**Exercise prompt**
Carry on the text below about accessibility requirements for authoring tools, picking up right after its last sentence.

**Text**
-- Opening Marker --

Note: that EN 301 549 requires these things, doesn't mean the law in European countries does. These laws often refer to specific parts of the EN, or refer to EN 301 549 specifically in relation to web content.
Note 2: clause 48 of the Web Accessibility Directive is interesting. It includes various points I'd love to see member states adopt:
- “EU member states should promote the use of authoring tools that allow better implementation of the accessibility requirements set out in this Directive”
- recommendation to “[publish] a list of compatible authoring tools” (as suggestions, so not requiring them specifically)
- recommendation to “fund their development”
11.8.2: “enable” and “guide”
Out of the authoring tool requirements, we talked most about 11.8.2. It says:
Authoring tools shall enable and guide the production of content that conforms to clauses 9 (Web content) or 10 (Non-Web content) as applicable.
The key words to me are enable and guide. My personal interpretation of what that means, and maybe partially what I want it to mean:
- enable: that tools have, for all types of content they can produce, functionality to create any necessary accessibility aspects for that type of content. For instance, if they let you add an image, they need to let you add a text alternative. There's a lot of grey area, because some very complex images might require linked descriptions that don't fit as alternative text. And what about types of content that the tool creator users aren't supposed to create? LinkedIn might say it only lets users create plain text with links, not headings. Is the fact that users will try and add faux bold text and whitespace instead of headings LinkedIn's fault or the user's?
- guide: that tools tell authors about accessibility issues and help them get it right. I would love for more authoring tools to do this (see also my pledge in Your CMS is an accessibility assistant). Let authoring tools guide authors to more accessible content, this should have a large multiplier with fewer barriers across the web as a result.
What I like about the “guide” part especially: it addresses problems where they surface first. It lets authors fix accessibility problems before they ship to production, if the authoring tool guides them.

-- Closing Marker --

**Data**
-- Opening Marker --

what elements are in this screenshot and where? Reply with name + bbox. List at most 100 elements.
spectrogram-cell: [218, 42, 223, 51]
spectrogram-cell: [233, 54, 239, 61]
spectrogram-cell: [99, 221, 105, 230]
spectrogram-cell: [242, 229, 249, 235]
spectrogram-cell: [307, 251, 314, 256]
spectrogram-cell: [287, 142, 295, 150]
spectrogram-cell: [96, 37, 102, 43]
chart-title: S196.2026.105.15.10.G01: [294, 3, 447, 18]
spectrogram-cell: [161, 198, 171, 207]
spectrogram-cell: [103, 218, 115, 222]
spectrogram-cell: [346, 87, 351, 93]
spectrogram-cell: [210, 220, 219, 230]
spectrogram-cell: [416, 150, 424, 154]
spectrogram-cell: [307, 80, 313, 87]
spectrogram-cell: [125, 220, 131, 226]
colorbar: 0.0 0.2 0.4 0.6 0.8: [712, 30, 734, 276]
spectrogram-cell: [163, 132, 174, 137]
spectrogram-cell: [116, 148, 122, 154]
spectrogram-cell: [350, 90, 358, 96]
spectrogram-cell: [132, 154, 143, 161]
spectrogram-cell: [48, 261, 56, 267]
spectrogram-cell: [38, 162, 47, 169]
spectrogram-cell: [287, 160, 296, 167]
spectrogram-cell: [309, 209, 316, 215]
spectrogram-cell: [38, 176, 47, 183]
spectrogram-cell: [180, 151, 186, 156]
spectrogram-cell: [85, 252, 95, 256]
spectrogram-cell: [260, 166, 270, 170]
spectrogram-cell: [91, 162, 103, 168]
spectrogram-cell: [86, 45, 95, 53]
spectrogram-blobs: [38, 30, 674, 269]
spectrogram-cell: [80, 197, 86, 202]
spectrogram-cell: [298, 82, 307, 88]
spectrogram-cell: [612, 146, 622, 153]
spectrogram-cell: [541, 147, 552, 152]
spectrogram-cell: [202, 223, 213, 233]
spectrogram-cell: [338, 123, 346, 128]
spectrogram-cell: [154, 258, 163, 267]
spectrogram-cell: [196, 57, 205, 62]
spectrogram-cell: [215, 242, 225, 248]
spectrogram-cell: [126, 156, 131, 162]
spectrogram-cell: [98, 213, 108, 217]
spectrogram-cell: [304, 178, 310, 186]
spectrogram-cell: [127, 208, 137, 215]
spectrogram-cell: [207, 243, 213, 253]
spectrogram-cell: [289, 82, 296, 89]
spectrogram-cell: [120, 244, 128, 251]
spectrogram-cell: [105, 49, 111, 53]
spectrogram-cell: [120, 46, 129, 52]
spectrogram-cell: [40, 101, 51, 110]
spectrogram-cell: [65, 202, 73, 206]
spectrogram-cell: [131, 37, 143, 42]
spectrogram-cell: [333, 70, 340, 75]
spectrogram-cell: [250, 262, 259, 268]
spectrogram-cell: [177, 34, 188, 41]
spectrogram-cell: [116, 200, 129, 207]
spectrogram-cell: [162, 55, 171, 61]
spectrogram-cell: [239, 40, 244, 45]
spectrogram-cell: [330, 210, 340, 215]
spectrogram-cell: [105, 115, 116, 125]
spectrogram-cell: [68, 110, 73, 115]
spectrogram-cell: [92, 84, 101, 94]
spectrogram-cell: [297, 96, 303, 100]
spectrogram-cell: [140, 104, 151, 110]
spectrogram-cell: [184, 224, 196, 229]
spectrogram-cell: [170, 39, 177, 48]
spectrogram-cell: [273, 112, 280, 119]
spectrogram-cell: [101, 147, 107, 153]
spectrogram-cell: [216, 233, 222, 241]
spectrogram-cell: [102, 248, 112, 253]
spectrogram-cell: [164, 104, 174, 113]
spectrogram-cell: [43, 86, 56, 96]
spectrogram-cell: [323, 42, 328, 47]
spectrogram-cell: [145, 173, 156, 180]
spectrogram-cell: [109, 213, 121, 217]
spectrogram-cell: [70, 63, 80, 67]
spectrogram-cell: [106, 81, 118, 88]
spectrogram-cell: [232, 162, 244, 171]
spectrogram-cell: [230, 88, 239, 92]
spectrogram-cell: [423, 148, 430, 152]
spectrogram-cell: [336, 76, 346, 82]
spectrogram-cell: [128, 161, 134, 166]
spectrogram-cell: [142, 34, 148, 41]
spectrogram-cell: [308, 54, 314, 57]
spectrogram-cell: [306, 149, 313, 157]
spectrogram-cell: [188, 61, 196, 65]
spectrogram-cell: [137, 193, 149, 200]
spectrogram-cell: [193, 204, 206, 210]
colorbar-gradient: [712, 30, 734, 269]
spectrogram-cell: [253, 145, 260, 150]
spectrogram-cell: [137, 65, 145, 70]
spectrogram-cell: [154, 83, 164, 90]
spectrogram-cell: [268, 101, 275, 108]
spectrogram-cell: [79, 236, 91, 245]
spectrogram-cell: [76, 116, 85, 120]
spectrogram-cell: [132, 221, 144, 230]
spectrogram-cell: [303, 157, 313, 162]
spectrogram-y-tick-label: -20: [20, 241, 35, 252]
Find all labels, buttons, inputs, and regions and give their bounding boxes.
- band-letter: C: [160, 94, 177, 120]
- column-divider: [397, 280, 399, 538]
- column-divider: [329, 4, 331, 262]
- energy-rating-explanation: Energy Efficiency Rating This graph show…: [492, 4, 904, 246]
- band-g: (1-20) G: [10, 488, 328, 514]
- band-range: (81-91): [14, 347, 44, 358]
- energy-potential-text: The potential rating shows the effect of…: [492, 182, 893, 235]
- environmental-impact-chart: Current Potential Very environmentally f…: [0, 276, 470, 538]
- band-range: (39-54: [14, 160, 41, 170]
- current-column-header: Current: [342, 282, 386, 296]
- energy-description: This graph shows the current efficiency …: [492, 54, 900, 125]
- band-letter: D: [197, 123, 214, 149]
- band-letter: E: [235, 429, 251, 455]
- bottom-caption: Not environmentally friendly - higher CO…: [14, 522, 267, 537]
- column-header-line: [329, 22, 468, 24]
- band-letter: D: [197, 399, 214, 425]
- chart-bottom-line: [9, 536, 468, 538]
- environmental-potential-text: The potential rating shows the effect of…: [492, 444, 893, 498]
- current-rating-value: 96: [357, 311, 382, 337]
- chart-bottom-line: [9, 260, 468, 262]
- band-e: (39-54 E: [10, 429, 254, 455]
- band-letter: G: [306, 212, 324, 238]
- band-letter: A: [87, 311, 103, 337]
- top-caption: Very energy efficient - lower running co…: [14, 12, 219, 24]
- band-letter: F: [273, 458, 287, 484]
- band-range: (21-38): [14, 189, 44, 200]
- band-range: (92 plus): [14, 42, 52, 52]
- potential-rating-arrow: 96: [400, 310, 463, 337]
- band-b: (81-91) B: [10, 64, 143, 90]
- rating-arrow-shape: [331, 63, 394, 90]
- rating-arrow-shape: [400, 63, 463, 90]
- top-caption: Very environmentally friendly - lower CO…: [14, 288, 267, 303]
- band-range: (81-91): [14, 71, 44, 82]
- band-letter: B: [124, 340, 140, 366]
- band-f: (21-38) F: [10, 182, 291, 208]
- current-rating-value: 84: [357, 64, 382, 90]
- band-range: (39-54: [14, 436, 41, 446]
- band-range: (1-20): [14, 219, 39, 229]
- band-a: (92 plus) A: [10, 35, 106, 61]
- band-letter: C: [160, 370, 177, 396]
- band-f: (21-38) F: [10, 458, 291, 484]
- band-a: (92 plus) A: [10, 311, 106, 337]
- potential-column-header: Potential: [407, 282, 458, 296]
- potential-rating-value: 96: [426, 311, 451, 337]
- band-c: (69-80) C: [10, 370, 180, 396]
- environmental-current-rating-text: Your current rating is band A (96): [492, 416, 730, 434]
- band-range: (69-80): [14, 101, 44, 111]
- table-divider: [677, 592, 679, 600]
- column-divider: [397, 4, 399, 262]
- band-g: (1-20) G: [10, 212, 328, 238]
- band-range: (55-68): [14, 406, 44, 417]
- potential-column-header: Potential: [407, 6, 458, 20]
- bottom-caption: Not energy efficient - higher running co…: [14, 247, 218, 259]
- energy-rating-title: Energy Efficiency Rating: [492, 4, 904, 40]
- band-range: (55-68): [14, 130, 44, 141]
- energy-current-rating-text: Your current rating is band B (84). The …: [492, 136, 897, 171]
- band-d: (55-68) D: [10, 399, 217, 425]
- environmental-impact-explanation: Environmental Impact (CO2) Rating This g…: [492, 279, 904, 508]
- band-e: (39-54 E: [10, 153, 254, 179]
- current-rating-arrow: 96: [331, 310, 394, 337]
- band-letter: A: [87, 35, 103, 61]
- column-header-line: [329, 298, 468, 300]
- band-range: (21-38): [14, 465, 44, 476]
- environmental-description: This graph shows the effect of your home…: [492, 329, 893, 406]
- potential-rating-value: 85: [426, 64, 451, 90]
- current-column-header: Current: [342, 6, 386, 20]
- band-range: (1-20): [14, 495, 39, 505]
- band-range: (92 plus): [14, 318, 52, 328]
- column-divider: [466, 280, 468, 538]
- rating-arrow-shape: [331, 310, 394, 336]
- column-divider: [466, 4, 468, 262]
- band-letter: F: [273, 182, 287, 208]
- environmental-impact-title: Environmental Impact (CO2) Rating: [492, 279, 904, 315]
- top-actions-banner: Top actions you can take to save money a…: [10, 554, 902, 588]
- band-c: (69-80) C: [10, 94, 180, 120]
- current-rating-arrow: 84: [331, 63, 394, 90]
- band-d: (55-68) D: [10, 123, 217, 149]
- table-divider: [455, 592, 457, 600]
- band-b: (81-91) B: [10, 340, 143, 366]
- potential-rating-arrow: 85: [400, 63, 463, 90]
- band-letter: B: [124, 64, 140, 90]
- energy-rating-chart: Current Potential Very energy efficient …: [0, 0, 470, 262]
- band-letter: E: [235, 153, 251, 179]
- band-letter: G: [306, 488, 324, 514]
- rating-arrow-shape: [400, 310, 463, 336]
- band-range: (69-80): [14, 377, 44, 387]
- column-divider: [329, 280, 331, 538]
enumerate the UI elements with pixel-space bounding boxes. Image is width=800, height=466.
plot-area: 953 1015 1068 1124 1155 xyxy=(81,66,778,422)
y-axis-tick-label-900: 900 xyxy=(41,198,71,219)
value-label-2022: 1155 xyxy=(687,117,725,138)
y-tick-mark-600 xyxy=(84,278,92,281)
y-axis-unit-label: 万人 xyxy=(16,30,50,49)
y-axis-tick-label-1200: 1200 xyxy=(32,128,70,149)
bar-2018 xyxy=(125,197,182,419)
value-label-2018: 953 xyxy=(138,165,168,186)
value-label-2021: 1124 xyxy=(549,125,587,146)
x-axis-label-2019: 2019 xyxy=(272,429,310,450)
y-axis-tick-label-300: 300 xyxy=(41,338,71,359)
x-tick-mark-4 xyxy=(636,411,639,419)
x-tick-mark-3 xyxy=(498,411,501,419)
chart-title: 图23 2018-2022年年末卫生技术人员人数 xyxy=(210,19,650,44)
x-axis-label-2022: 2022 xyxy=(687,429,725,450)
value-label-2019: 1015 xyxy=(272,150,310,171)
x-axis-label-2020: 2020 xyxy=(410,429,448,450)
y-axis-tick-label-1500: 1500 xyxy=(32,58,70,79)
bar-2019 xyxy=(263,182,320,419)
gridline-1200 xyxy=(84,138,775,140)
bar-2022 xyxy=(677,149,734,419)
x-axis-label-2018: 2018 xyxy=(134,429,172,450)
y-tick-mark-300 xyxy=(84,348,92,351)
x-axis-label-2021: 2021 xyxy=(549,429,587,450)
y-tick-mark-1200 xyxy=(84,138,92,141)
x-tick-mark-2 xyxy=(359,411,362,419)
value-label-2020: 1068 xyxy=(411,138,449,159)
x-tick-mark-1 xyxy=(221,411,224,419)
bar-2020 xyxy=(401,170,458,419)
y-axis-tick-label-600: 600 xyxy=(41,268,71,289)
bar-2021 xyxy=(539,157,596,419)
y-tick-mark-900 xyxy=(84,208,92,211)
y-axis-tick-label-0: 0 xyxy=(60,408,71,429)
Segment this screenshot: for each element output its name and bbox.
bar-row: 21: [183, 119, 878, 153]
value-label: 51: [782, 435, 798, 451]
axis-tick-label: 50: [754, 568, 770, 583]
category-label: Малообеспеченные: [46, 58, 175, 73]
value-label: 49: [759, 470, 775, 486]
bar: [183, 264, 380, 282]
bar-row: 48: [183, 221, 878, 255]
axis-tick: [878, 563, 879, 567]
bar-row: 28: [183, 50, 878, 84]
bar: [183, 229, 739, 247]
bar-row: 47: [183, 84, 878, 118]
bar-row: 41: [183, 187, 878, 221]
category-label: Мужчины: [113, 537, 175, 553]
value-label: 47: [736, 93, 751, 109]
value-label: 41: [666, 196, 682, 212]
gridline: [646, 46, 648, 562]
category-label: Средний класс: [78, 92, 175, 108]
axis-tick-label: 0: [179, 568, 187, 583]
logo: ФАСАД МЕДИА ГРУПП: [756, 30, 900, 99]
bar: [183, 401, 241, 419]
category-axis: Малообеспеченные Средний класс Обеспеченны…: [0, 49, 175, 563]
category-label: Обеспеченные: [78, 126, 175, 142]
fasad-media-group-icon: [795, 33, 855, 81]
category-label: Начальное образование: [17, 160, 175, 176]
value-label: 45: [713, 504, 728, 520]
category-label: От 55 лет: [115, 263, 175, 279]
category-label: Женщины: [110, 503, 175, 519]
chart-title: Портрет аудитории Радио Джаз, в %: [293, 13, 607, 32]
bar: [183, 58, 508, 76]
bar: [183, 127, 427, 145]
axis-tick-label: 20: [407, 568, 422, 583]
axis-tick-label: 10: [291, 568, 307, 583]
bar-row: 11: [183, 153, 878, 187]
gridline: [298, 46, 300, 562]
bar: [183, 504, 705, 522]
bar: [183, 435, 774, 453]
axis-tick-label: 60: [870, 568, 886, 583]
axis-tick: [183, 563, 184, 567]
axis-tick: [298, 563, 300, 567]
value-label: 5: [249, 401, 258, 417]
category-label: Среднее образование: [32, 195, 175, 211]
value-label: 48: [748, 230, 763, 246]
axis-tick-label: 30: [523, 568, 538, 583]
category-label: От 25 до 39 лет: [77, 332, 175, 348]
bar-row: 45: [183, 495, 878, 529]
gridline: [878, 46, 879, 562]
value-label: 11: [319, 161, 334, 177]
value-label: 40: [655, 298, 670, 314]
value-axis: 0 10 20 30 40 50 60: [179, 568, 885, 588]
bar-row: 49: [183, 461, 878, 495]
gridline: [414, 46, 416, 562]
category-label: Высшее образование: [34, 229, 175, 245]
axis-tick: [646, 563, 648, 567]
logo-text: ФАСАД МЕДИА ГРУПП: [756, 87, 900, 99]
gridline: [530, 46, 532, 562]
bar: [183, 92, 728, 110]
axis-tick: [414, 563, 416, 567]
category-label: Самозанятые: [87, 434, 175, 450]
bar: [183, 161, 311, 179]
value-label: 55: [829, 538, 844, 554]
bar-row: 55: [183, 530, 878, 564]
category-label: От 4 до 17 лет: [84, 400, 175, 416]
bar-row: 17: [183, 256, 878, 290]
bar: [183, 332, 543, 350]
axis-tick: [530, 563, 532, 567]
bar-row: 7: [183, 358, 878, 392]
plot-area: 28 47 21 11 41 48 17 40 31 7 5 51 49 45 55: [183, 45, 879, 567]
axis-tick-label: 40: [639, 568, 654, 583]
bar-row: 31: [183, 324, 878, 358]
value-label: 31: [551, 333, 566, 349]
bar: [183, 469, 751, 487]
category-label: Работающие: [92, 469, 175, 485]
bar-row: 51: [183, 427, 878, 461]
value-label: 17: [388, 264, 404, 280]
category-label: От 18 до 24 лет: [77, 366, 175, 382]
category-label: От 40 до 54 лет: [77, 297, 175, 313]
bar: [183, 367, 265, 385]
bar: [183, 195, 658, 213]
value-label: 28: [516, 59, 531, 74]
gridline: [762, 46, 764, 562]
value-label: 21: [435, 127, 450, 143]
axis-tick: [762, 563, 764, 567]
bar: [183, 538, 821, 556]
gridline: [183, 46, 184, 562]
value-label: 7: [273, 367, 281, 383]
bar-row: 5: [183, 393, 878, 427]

-- Closing Marker --

**Reply to the exercise**
Other requirements
We didn't get to the other clauses, but they are interesting too:
- preservation of accessibility information in transformation: a real example I dealt with: if you turn HTML into PDFs with PrinceXML, it's tricky to get it to take the text alternatives from your images and embed them correctly into the PDF.
- repair assistance: there are CMSes already that tell authors when they're about to choose a new colour that would cause contrast issues (like WordPress' editor). Again, this lets authors fix problems before they exist in the produced content. Drupal has a list of modules that may improve accessibility.
- templates: when templates are available, accessible ones should be available. Again, a focus on making accessible templates could have a huge multiplier effect, as they could be reused in many different places. WordPress has a list of accessibility themes
Summing up
It was fun to dive into one of the requirements specifically, and my hope is for two things. First, I'd find it useful for there to be more extended guidance on these clauses. They are fairly minimal and more concrete examples would help. Second, the testability could improve. What makes a template an accessible template (one that meets WCAG?), what sort of assistance is sufficient, and what sort of “guiding the author” is? And then my last open question would be: when does an authoring tool fall into or outside of the scope of the organisation trying to comply with EN 301 549? Is this when they use an authoring tool or only when they create one? To be continued!
List of updates
- 11 April 2024: Fixed typo “WordPres” and added links to WordPress accessible themes and Drupal list of modules that support accessibility. Added link to Web Accessibility Directive, clause 48.